**Exercise brief**
Below is a listing. Gather each line of it that contains "regarding".

[Entries from a dataset]

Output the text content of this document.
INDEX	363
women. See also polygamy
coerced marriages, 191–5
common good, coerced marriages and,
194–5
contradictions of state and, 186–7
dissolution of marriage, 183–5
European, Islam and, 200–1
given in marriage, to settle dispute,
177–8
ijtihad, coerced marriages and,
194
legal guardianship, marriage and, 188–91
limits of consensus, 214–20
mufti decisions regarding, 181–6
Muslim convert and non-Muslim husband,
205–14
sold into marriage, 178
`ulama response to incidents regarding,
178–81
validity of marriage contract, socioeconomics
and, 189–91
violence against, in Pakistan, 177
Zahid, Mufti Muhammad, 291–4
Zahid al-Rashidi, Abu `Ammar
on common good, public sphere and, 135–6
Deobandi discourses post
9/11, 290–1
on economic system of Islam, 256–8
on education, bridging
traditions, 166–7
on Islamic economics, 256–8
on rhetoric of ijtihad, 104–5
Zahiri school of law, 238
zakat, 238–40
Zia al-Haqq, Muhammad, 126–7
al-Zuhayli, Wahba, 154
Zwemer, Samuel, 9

**Complete answer**
mufti decisions regarding, 181–6
`ulama response to incidents regarding,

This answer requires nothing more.